TASK OBJECTIVE - Return each line of the records holding the string "writer".

TASK DATA -

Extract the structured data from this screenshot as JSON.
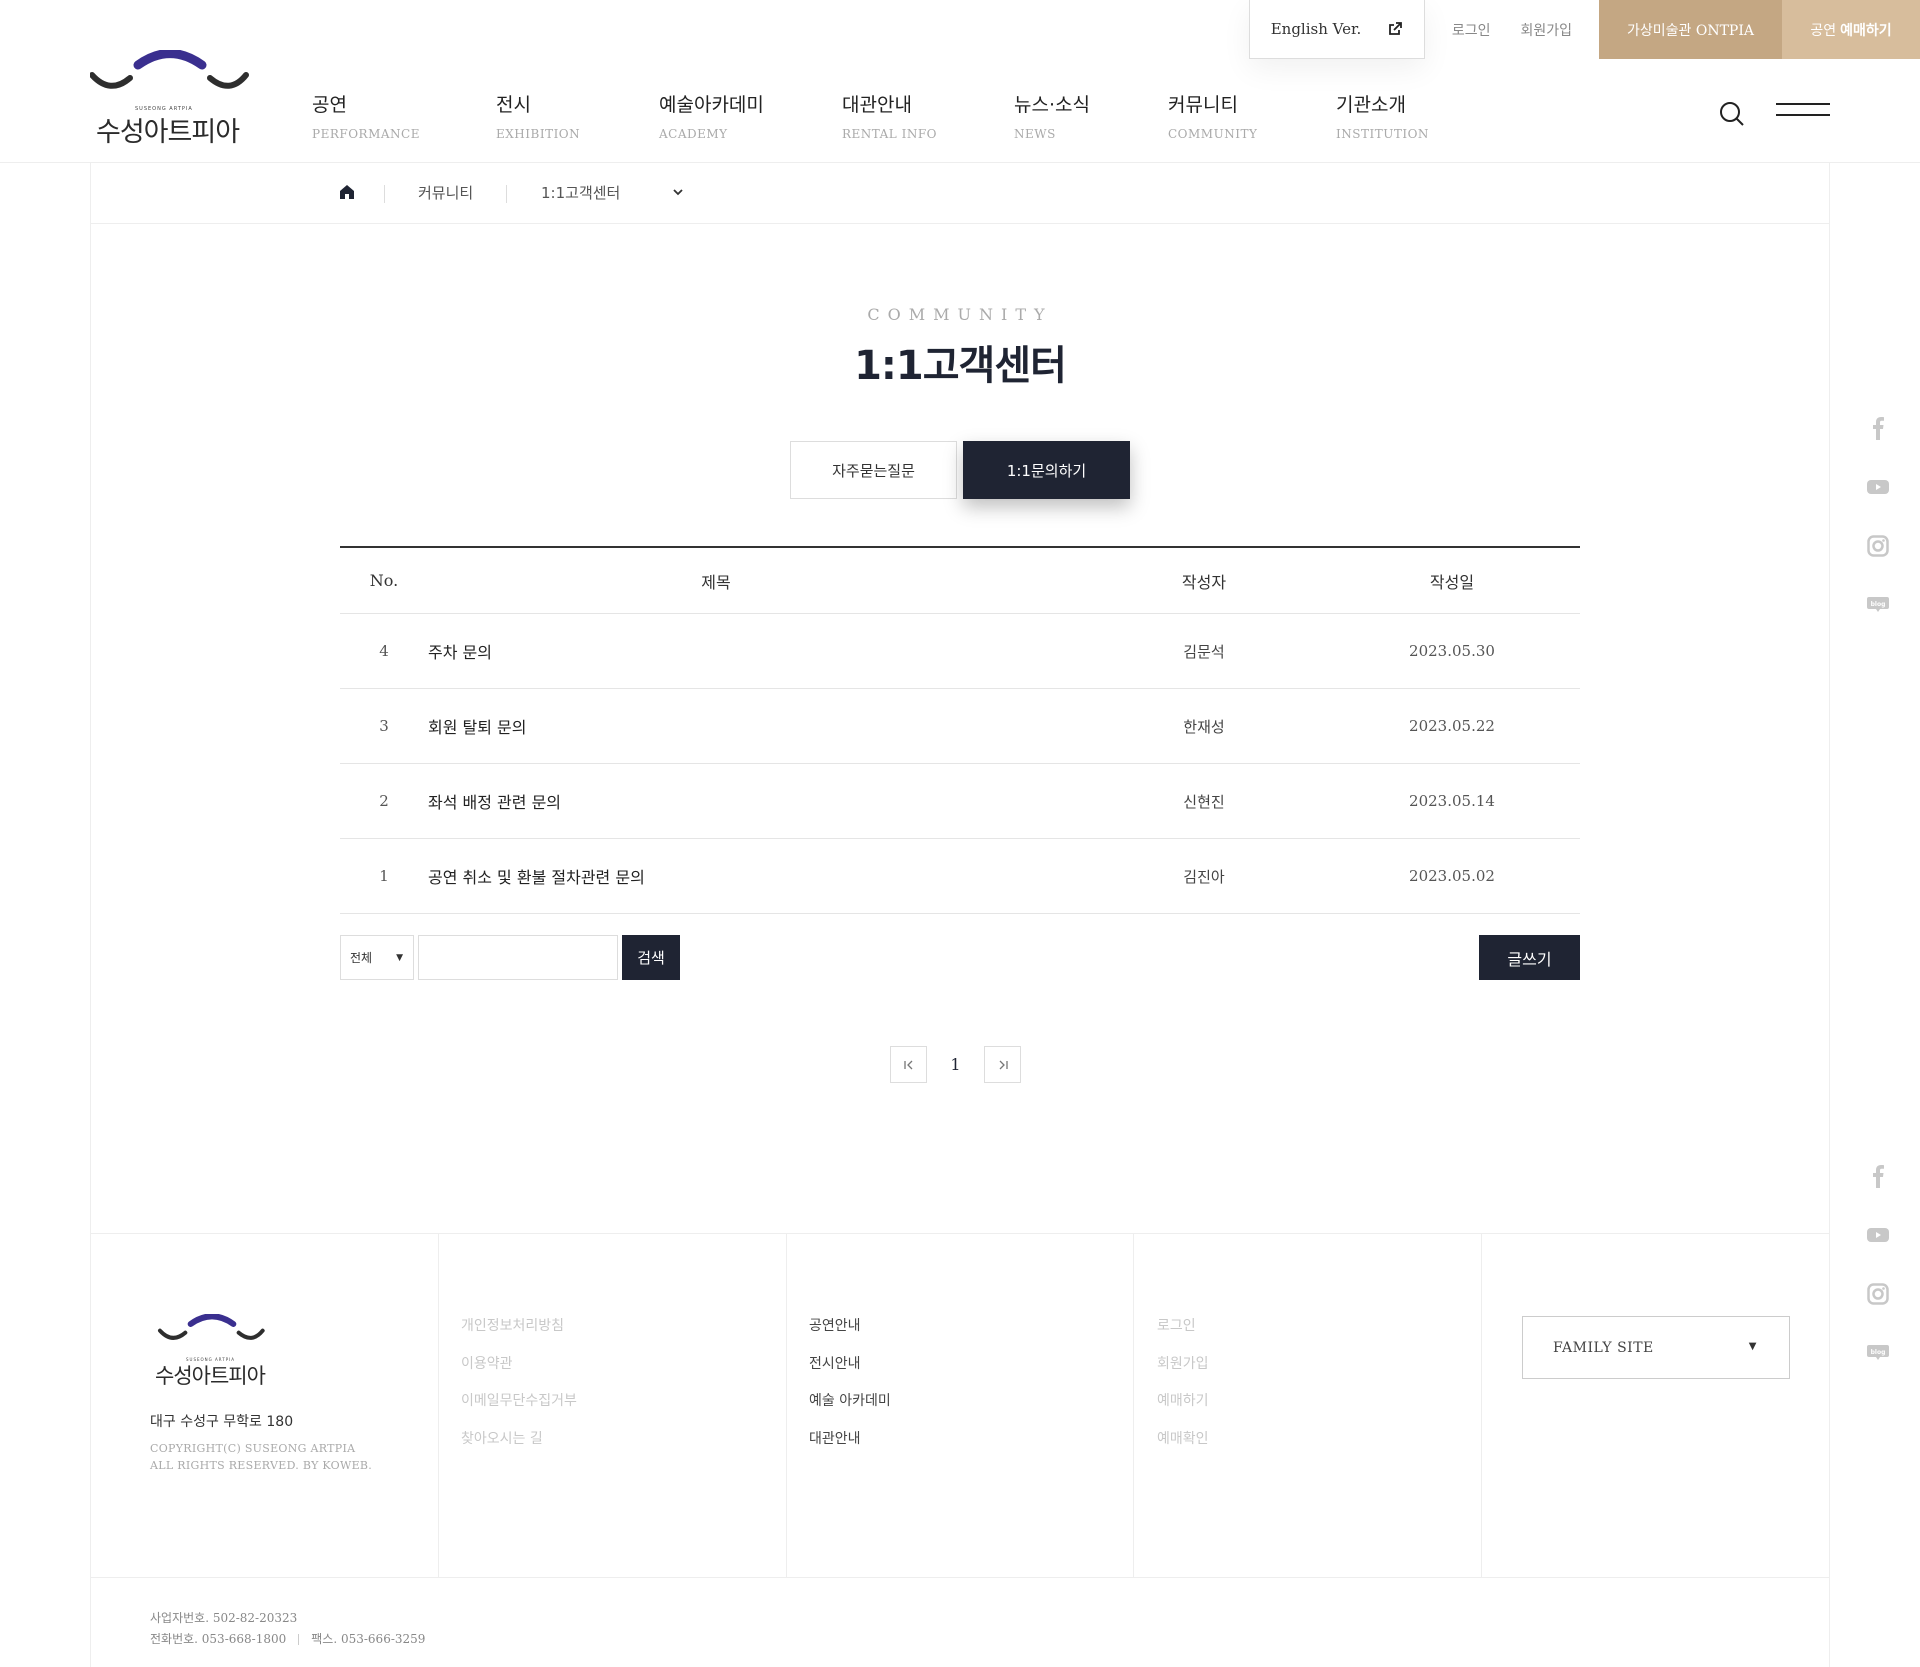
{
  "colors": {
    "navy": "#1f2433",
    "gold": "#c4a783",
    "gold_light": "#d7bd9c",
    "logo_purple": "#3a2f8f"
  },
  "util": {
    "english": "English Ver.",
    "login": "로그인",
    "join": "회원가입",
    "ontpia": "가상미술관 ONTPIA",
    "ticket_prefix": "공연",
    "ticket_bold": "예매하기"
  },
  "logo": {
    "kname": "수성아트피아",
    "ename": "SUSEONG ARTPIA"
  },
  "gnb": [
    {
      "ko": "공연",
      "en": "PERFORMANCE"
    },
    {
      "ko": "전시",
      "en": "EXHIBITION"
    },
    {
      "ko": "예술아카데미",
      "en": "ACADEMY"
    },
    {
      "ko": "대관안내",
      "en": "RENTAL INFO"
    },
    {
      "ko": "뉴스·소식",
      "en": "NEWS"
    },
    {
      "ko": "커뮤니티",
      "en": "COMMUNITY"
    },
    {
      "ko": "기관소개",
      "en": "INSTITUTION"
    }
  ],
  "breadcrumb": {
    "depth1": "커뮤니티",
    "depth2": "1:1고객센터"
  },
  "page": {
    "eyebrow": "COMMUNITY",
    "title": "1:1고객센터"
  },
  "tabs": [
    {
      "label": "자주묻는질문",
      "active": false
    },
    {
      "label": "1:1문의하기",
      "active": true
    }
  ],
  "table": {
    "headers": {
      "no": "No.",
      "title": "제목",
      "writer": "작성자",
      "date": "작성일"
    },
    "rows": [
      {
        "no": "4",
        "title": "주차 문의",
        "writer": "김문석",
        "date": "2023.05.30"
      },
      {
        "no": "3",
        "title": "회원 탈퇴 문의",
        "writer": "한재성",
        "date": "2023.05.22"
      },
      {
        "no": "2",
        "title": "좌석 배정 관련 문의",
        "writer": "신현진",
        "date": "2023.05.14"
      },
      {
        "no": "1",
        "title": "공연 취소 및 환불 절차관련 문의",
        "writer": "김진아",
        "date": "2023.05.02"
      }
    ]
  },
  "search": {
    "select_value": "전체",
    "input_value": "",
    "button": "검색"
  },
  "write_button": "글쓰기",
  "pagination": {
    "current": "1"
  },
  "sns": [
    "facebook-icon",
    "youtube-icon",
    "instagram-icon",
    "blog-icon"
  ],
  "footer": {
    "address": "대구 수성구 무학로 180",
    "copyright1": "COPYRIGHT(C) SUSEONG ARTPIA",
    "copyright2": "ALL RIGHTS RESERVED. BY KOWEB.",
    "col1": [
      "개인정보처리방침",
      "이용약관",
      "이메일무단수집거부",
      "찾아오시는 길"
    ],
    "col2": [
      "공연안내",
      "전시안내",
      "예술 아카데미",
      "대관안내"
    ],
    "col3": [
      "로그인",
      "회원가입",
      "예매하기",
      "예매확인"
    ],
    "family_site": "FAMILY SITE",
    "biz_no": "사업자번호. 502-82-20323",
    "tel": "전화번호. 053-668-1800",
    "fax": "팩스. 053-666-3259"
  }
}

FINAL RESULT -
      "writer": "작성자",
        "writer": "김문석",
        "writer": "한재성",
        "writer": "신현진",
        "writer": "김진아",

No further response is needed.